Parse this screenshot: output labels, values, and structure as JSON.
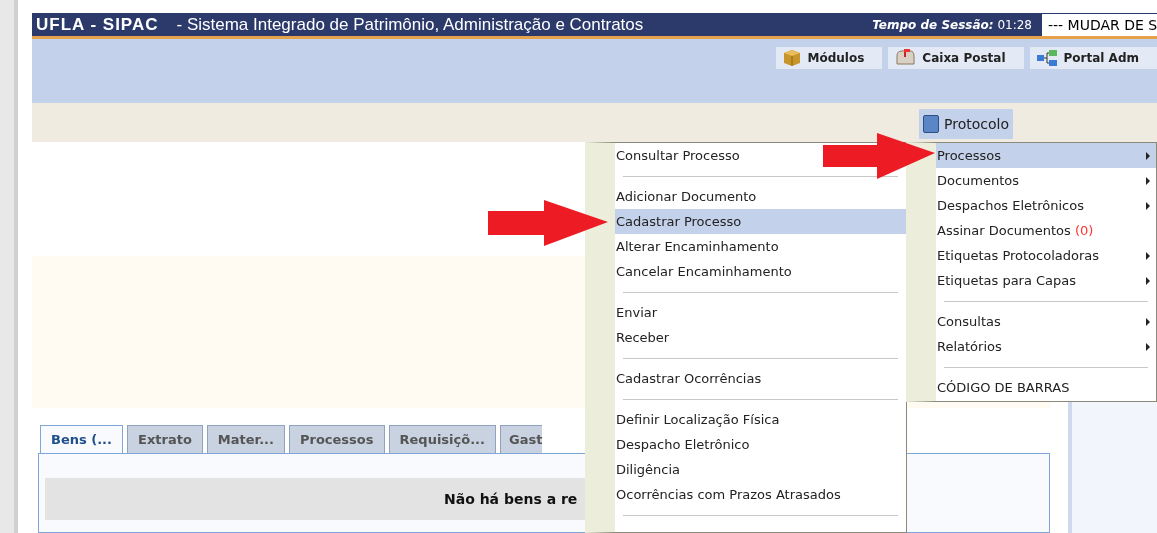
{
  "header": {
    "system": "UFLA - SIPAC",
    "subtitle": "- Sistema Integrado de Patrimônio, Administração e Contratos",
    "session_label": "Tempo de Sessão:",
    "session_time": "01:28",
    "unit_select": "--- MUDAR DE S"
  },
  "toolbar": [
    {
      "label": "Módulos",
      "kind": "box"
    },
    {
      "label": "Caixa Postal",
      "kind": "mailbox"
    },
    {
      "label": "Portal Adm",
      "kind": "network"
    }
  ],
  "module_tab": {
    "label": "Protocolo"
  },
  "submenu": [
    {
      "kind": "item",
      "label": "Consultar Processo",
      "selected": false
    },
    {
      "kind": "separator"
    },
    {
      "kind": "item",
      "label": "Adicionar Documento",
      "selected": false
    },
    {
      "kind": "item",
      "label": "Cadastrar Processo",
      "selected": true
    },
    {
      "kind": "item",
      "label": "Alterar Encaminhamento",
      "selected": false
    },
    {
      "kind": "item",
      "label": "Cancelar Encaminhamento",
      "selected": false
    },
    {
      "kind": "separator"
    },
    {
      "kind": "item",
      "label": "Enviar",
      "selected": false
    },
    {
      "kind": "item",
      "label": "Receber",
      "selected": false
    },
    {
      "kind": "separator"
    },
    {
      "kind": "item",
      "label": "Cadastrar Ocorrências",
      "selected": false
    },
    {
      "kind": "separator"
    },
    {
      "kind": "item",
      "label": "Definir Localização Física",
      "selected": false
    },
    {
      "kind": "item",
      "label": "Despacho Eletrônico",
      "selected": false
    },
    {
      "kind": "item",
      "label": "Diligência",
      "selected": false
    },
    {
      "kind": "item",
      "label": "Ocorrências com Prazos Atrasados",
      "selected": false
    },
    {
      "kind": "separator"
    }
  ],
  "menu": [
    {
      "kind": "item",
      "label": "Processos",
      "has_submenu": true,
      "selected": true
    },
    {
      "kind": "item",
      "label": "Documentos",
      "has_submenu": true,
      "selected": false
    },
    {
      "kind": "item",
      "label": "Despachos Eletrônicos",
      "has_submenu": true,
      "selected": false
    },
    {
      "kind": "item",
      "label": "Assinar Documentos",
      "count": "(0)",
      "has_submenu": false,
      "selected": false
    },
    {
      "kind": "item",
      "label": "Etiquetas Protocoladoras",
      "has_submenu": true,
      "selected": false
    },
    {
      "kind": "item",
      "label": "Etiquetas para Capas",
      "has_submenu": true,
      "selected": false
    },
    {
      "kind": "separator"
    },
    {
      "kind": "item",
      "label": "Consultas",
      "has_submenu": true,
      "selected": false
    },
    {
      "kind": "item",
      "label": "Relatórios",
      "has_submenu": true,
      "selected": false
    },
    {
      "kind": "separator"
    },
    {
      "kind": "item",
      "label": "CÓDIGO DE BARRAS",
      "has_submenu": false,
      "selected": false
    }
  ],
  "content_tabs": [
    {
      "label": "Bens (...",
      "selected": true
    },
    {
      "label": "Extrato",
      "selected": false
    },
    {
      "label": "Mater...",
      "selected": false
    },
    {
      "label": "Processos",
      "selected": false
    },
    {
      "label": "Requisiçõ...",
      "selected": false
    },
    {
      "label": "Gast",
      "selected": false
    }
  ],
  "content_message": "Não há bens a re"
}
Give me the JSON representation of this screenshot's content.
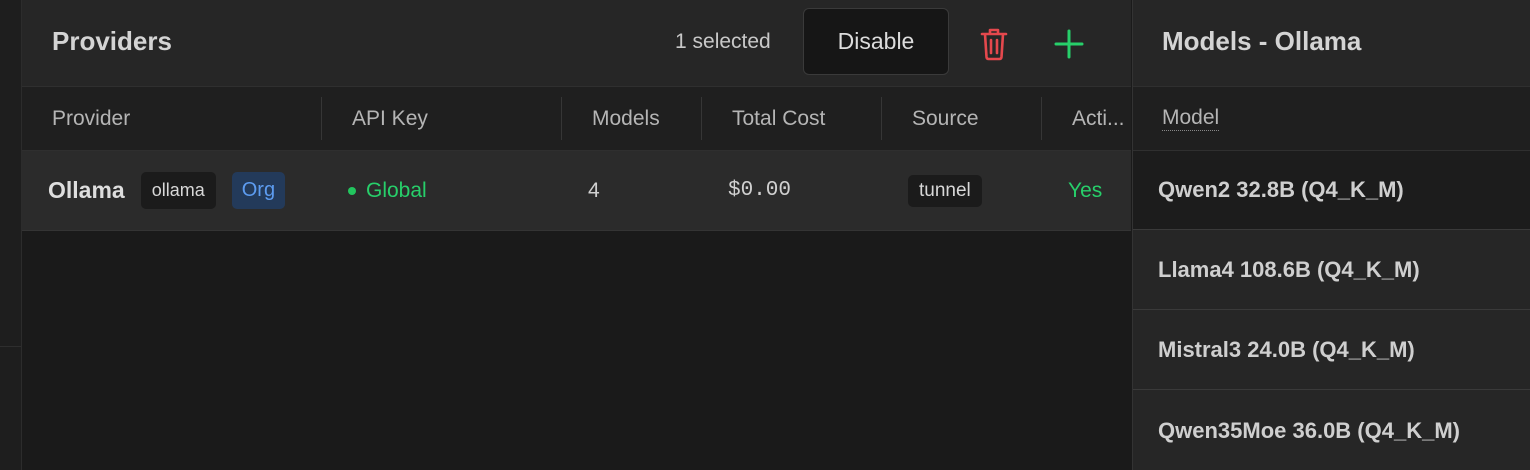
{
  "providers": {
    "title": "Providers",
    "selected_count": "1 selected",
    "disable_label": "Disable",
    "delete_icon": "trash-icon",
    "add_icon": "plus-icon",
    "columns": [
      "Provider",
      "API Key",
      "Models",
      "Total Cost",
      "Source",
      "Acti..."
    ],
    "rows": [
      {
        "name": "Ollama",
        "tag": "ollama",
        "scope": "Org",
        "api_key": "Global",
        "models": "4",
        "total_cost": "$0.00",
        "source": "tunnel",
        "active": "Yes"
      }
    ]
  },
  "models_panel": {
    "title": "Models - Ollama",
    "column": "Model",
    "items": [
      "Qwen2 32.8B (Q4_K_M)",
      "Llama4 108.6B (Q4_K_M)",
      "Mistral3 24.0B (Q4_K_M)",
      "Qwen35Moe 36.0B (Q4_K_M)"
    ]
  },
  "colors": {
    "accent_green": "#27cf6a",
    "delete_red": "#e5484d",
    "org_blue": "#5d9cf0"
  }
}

::::::::

### GIVEN EXERCISE
Copy out all the data exactly; skip the pictures.

### WRITTEN SOLUTION
Parse this screenshot: output labels, values, and structure as JSON.
{
  "header": {
    "system": "UFLA - SIPAC",
    "subtitle": "- Sistema Integrado de Patrimônio, Administração e Contratos",
    "session_label": "Tempo de Sessão:",
    "session_time": "01:28",
    "unit_select": "--- MUDAR DE S"
  },
  "toolbar": [
    {
      "label": "Módulos",
      "kind": "box"
    },
    {
      "label": "Caixa Postal",
      "kind": "mailbox"
    },
    {
      "label": "Portal Adm",
      "kind": "network"
    }
  ],
  "module_tab": {
    "label": "Protocolo"
  },
  "submenu": [
    {
      "kind": "item",
      "label": "Consultar Processo",
      "selected": false
    },
    {
      "kind": "separator"
    },
    {
      "kind": "item",
      "label": "Adicionar Documento",
      "selected": false
    },
    {
      "kind": "item",
      "label": "Cadastrar Processo",
      "selected": true
    },
    {
      "kind": "item",
      "label": "Alterar Encaminhamento",
      "selected": false
    },
    {
      "kind": "item",
      "label": "Cancelar Encaminhamento",
      "selected": false
    },
    {
      "kind": "separator"
    },
    {
      "kind": "item",
      "label": "Enviar",
      "selected": false
    },
    {
      "kind": "item",
      "label": "Receber",
      "selected": false
    },
    {
      "kind": "separator"
    },
    {
      "kind": "item",
      "label": "Cadastrar Ocorrências",
      "selected": false
    },
    {
      "kind": "separator"
    },
    {
      "kind": "item",
      "label": "Definir Localização Física",
      "selected": false
    },
    {
      "kind": "item",
      "label": "Despacho Eletrônico",
      "selected": false
    },
    {
      "kind": "item",
      "label": "Diligência",
      "selected": false
    },
    {
      "kind": "item",
      "label": "Ocorrências com Prazos Atrasados",
      "selected": false
    },
    {
      "kind": "separator"
    }
  ],
  "menu": [
    {
      "kind": "item",
      "label": "Processos",
      "has_submenu": true,
      "selected": true
    },
    {
      "kind": "item",
      "label": "Documentos",
      "has_submenu": true,
      "selected": false
    },
    {
      "kind": "item",
      "label": "Despachos Eletrônicos",
      "has_submenu": true,
      "selected": false
    },
    {
      "kind": "item",
      "label": "Assinar Documentos",
      "count": "(0)",
      "has_submenu": false,
      "selected": false
    },
    {
      "kind": "item",
      "label": "Etiquetas Protocoladoras",
      "has_submenu": true,
      "selected": false
    },
    {
      "kind": "item",
      "label": "Etiquetas para Capas",
      "has_submenu": true,
      "selected": false
    },
    {
      "kind": "separator"
    },
    {
      "kind": "item",
      "label": "Consultas",
      "has_submenu": true,
      "selected": false
    },
    {
      "kind": "item",
      "label": "Relatórios",
      "has_submenu": true,
      "selected": false
    },
    {
      "kind": "separator"
    },
    {
      "kind": "item",
      "label": "CÓDIGO DE BARRAS",
      "has_submenu": false,
      "selected": false
    }
  ],
  "content_tabs": [
    {
      "label": "Bens (...",
      "selected": true
    },
    {
      "label": "Extrato",
      "selected": false
    },
    {
      "label": "Mater...",
      "selected": false
    },
    {
      "label": "Processos",
      "selected": false
    },
    {
      "label": "Requisiçõ...",
      "selected": false
    },
    {
      "label": "Gast",
      "selected": false
    }
  ],
  "content_message": "Não há bens a re"
}
Give me the JSON representation of this screenshot's content.
{
  "providers": {
    "title": "Providers",
    "selected_count": "1 selected",
    "disable_label": "Disable",
    "delete_icon": "trash-icon",
    "add_icon": "plus-icon",
    "columns": [
      "Provider",
      "API Key",
      "Models",
      "Total Cost",
      "Source",
      "Acti..."
    ],
    "rows": [
      {
        "name": "Ollama",
        "tag": "ollama",
        "scope": "Org",
        "api_key": "Global",
        "models": "4",
        "total_cost": "$0.00",
        "source": "tunnel",
        "active": "Yes"
      }
    ]
  },
  "models_panel": {
    "title": "Models - Ollama",
    "column": "Model",
    "items": [
      "Qwen2 32.8B (Q4_K_M)",
      "Llama4 108.6B (Q4_K_M)",
      "Mistral3 24.0B (Q4_K_M)",
      "Qwen35Moe 36.0B (Q4_K_M)"
    ]
  },
  "colors": {
    "accent_green": "#27cf6a",
    "delete_red": "#e5484d",
    "org_blue": "#5d9cf0"
  }
}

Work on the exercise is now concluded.